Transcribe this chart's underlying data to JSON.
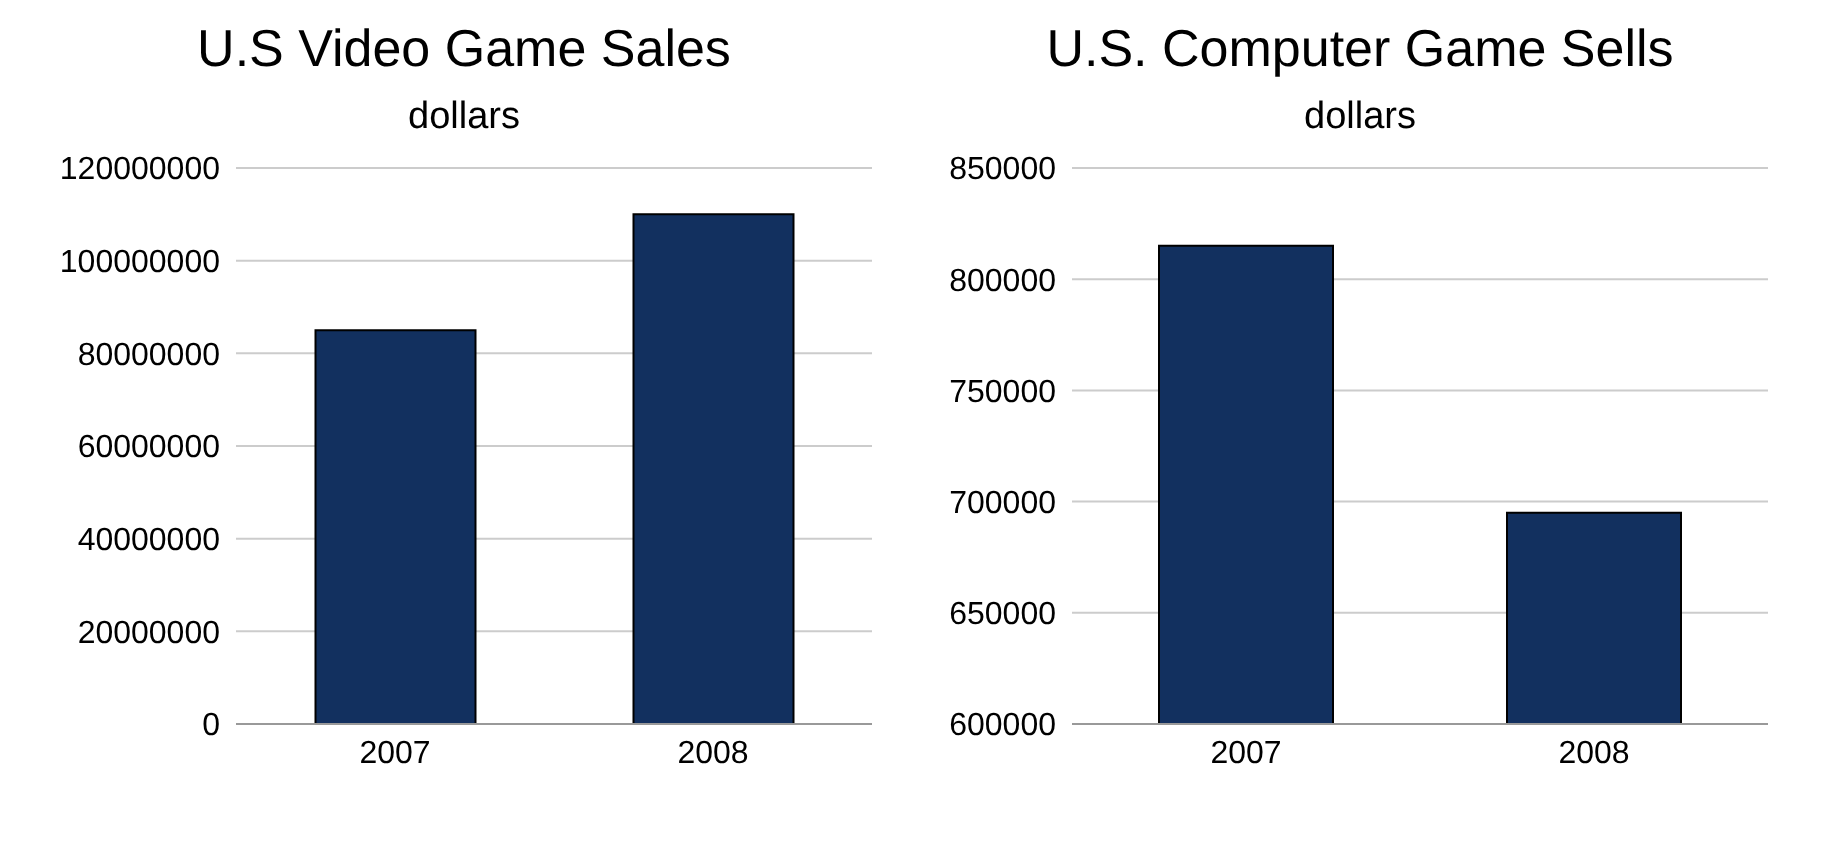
{
  "chart_data": [
    {
      "type": "bar",
      "title": "U.S Video Game Sales",
      "subtitle": "dollars",
      "categories": [
        "2007",
        "2008"
      ],
      "values": [
        85000000,
        110000000
      ],
      "color": "#12305f",
      "ylim": [
        0,
        120000000
      ],
      "yticks": [
        0,
        20000000,
        40000000,
        60000000,
        80000000,
        100000000,
        120000000
      ],
      "grid": "y"
    },
    {
      "type": "bar",
      "title": "U.S. Computer Game Sells",
      "subtitle": "dollars",
      "categories": [
        "2007",
        "2008"
      ],
      "values": [
        815000,
        695000
      ],
      "color": "#12305f",
      "ylim": [
        600000,
        850000
      ],
      "yticks": [
        600000,
        650000,
        700000,
        750000,
        800000,
        850000
      ],
      "grid": "y"
    }
  ]
}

*-*-*

• **TASK PROMPT**
Check every line of the entries above for the word "Game" and report how many lines contain it, giving the number only.

• **CORRECT OUTPUT**
2